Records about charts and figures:
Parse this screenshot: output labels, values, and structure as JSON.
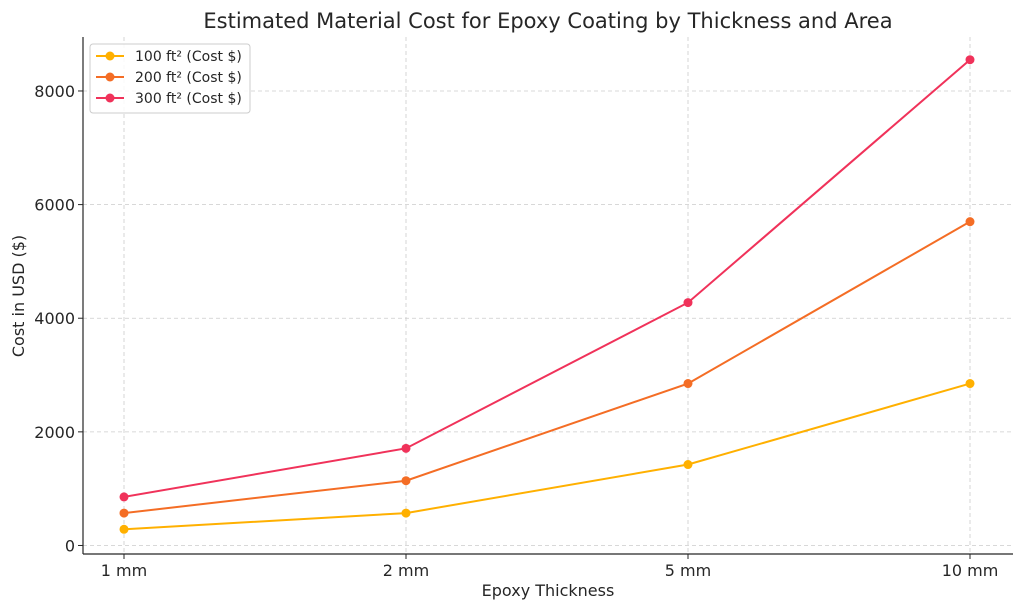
{
  "chart_data": {
    "type": "line",
    "title": "Estimated Material Cost for Epoxy Coating by Thickness and Area",
    "xlabel": "Epoxy Thickness",
    "ylabel": "Cost in USD ($)",
    "categories": [
      "1 mm",
      "2 mm",
      "5 mm",
      "10 mm"
    ],
    "ylim": [
      -150,
      8950
    ],
    "yticks": [
      0,
      2000,
      4000,
      6000,
      8000
    ],
    "grid": true,
    "legend_position": "top-left",
    "series": [
      {
        "name": "100 ft² (Cost $)",
        "color": "#FFB000",
        "values": [
          285,
          570,
          1425,
          2850
        ]
      },
      {
        "name": "200 ft² (Cost $)",
        "color": "#F46D25",
        "values": [
          570,
          1140,
          2850,
          5700
        ]
      },
      {
        "name": "300 ft² (Cost $)",
        "color": "#F0325A",
        "values": [
          855,
          1710,
          4275,
          8550
        ]
      }
    ]
  }
}
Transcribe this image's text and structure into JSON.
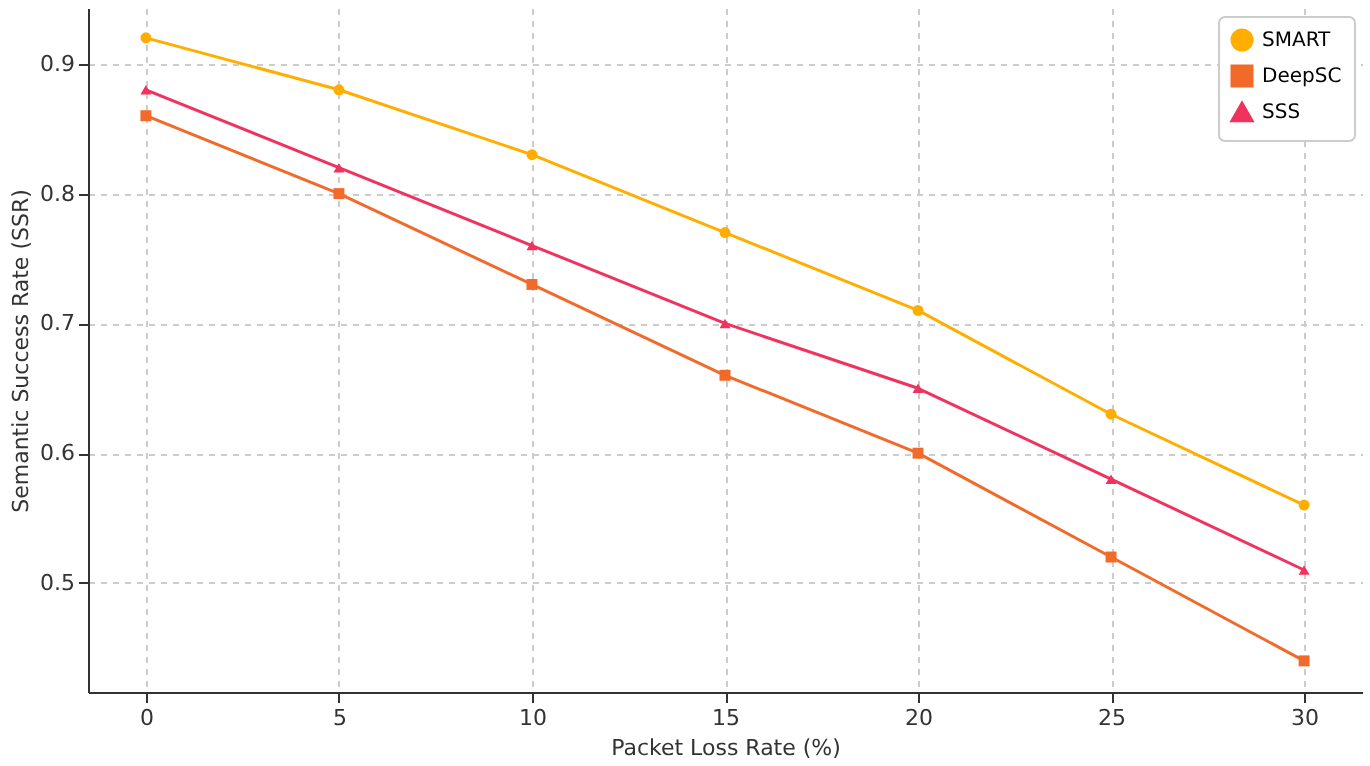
{
  "chart_data": {
    "type": "line",
    "xlabel": "Packet Loss Rate (%)",
    "ylabel": "Semantic Success Rate (SSR)",
    "x": [
      0,
      5,
      10,
      15,
      20,
      25,
      30
    ],
    "xlim": [
      -1.5,
      31.5
    ],
    "xticks": [
      0,
      5,
      10,
      15,
      20,
      25,
      30
    ],
    "ylim": [
      0.416,
      0.943
    ],
    "yticks": [
      0.5,
      0.6,
      0.7,
      0.8,
      0.9
    ],
    "grid": true,
    "legend": "top right",
    "line_style": "solid",
    "series": [
      {
        "name": "SMART",
        "color": "#ffae00",
        "marker": "circle",
        "values": [
          0.92,
          0.88,
          0.83,
          0.77,
          0.71,
          0.63,
          0.56
        ]
      },
      {
        "name": "DeepSC",
        "color": "#f26a2a",
        "marker": "square",
        "values": [
          0.86,
          0.8,
          0.73,
          0.66,
          0.6,
          0.52,
          0.44
        ]
      },
      {
        "name": "SSS",
        "color": "#f0325e",
        "marker": "triangle",
        "values": [
          0.88,
          0.82,
          0.76,
          0.7,
          0.65,
          0.58,
          0.51
        ]
      }
    ]
  }
}
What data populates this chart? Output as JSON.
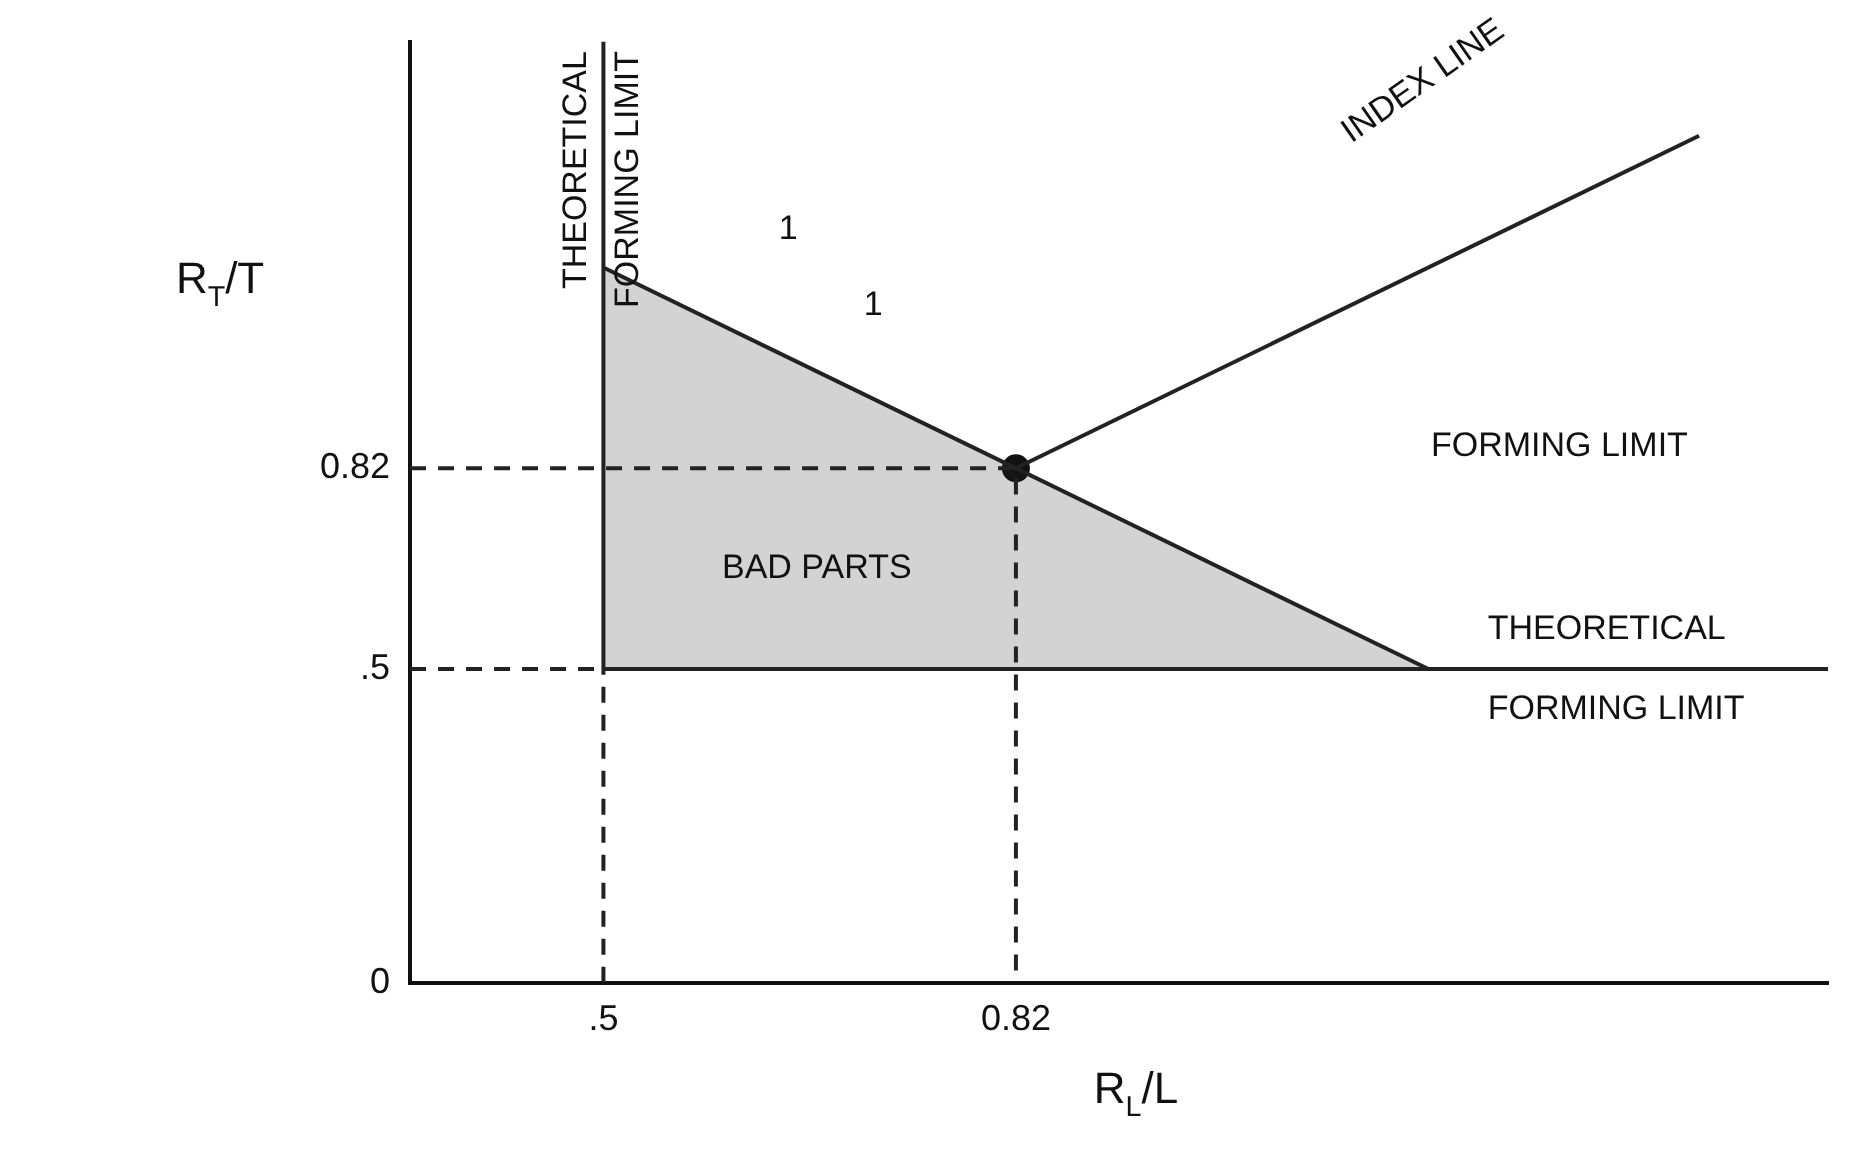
{
  "chart_data": {
    "type": "line",
    "xlabel": "R$_{L}$/L",
    "ylabel": "R$_{T}$/T",
    "xlim": [
      0.35,
      1.45
    ],
    "ylim": [
      0,
      1.5
    ],
    "xticks": [
      {
        "value": 0.5,
        "label": ".5"
      },
      {
        "value": 0.82,
        "label": "0.82"
      }
    ],
    "yticks": [
      0,
      {
        "value": 0.5,
        "label": ".5"
      },
      {
        "value": 0.82,
        "label": "0.82"
      }
    ],
    "grid": false,
    "legend": false,
    "series": [
      {
        "type": "area",
        "color": "#222222",
        "x": [
          0.5,
          1.14
        ],
        "values": [
          1.14,
          0.5
        ]
      },
      {
        "type": "line",
        "color": "#222222",
        "x": [
          0.82,
          1.35
        ],
        "values": [
          0.82,
          1.35
        ]
      },
      {
        "type": "line",
        "color": "#222222",
        "x": [
          0.5,
          0.5
        ],
        "values": [
          0.5,
          1.5
        ]
      },
      {
        "type": "line",
        "color": "#222222",
        "x": [
          0.5,
          1.45
        ],
        "values": [
          0.5,
          0.5
        ]
      },
      {
        "type": "line",
        "color": "#222222",
        "line_style": "dashed",
        "x": [
          0.35,
          0.82,
          0.82
        ],
        "values": [
          0.82,
          0.82,
          0
        ]
      },
      {
        "type": "line",
        "color": "#222222",
        "line_style": "dashed",
        "x": [
          0.5,
          0.5
        ],
        "values": [
          0,
          0.5
        ]
      },
      {
        "type": "line",
        "color": "#222222",
        "line_style": "dashed",
        "x": [
          0.35,
          0.5
        ],
        "values": [
          0.5,
          0.5
        ]
      },
      {
        "type": "scatter",
        "color": "#111111",
        "marker": "circle",
        "x": [
          0.82
        ],
        "values": [
          0.82
        ]
      }
    ],
    "annotations": [
      "INDEX LINE",
      "FORMING LIMIT",
      "BAD PARTS",
      "THEORETICAL FORMING LIMIT",
      "THEORETICAL FORMING LIMIT",
      "1",
      "1"
    ]
  }
}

Exercise details:
Output the lines above in full and exactly as given, omitting any pictures.

Exercise result:
Parse this screenshot: output labels, values, and structure as JSON.
{
  "chart_data": {
    "type": "line",
    "title": "Estimated Material Cost for Epoxy Coating by Thickness and Area",
    "xlabel": "Epoxy Thickness",
    "ylabel": "Cost in USD ($)",
    "categories": [
      "1 mm",
      "2 mm",
      "5 mm",
      "10 mm"
    ],
    "ylim": [
      -150,
      8950
    ],
    "yticks": [
      0,
      2000,
      4000,
      6000,
      8000
    ],
    "grid": true,
    "legend_position": "top-left",
    "series": [
      {
        "name": "100 ft² (Cost $)",
        "color": "#FFB000",
        "values": [
          285,
          570,
          1425,
          2850
        ]
      },
      {
        "name": "200 ft² (Cost $)",
        "color": "#F46D25",
        "values": [
          570,
          1140,
          2850,
          5700
        ]
      },
      {
        "name": "300 ft² (Cost $)",
        "color": "#F0325A",
        "values": [
          855,
          1710,
          4275,
          8550
        ]
      }
    ]
  }
}
Transcribe this image's text and structure into JSON.
{
  "chart_data": {
    "type": "line",
    "xlabel": "Packet Loss Rate (%)",
    "ylabel": "Semantic Success Rate (SSR)",
    "x": [
      0,
      5,
      10,
      15,
      20,
      25,
      30
    ],
    "xlim": [
      -1.5,
      31.5
    ],
    "xticks": [
      0,
      5,
      10,
      15,
      20,
      25,
      30
    ],
    "ylim": [
      0.416,
      0.943
    ],
    "yticks": [
      0.5,
      0.6,
      0.7,
      0.8,
      0.9
    ],
    "grid": true,
    "legend": "top right",
    "line_style": "solid",
    "series": [
      {
        "name": "SMART",
        "color": "#ffae00",
        "marker": "circle",
        "values": [
          0.92,
          0.88,
          0.83,
          0.77,
          0.71,
          0.63,
          0.56
        ]
      },
      {
        "name": "DeepSC",
        "color": "#f26a2a",
        "marker": "square",
        "values": [
          0.86,
          0.8,
          0.73,
          0.66,
          0.6,
          0.52,
          0.44
        ]
      },
      {
        "name": "SSS",
        "color": "#f0325e",
        "marker": "triangle",
        "values": [
          0.88,
          0.82,
          0.76,
          0.7,
          0.65,
          0.58,
          0.51
        ]
      }
    ]
  }
}
What data populates this chart? Output as JSON.
{
  "chart_data": {
    "type": "line",
    "xlabel": "R$_{L}$/L",
    "ylabel": "R$_{T}$/T",
    "xlim": [
      0.35,
      1.45
    ],
    "ylim": [
      0,
      1.5
    ],
    "xticks": [
      {
        "value": 0.5,
        "label": ".5"
      },
      {
        "value": 0.82,
        "label": "0.82"
      }
    ],
    "yticks": [
      0,
      {
        "value": 0.5,
        "label": ".5"
      },
      {
        "value": 0.82,
        "label": "0.82"
      }
    ],
    "grid": false,
    "legend": false,
    "series": [
      {
        "type": "area",
        "color": "#222222",
        "x": [
          0.5,
          1.14
        ],
        "values": [
          1.14,
          0.5
        ]
      },
      {
        "type": "line",
        "color": "#222222",
        "x": [
          0.82,
          1.35
        ],
        "values": [
          0.82,
          1.35
        ]
      },
      {
        "type": "line",
        "color": "#222222",
        "x": [
          0.5,
          0.5
        ],
        "values": [
          0.5,
          1.5
        ]
      },
      {
        "type": "line",
        "color": "#222222",
        "x": [
          0.5,
          1.45
        ],
        "values": [
          0.5,
          0.5
        ]
      },
      {
        "type": "line",
        "color": "#222222",
        "line_style": "dashed",
        "x": [
          0.35,
          0.82,
          0.82
        ],
        "values": [
          0.82,
          0.82,
          0
        ]
      },
      {
        "type": "line",
        "color": "#222222",
        "line_style": "dashed",
        "x": [
          0.5,
          0.5
        ],
        "values": [
          0,
          0.5
        ]
      },
      {
        "type": "line",
        "color": "#222222",
        "line_style": "dashed",
        "x": [
          0.35,
          0.5
        ],
        "values": [
          0.5,
          0.5
        ]
      },
      {
        "type": "scatter",
        "color": "#111111",
        "marker": "circle",
        "x": [
          0.82
        ],
        "values": [
          0.82
        ]
      }
    ],
    "annotations": [
      "INDEX LINE",
      "FORMING LIMIT",
      "BAD PARTS",
      "THEORETICAL FORMING LIMIT",
      "THEORETICAL FORMING LIMIT",
      "1",
      "1"
    ]
  }
}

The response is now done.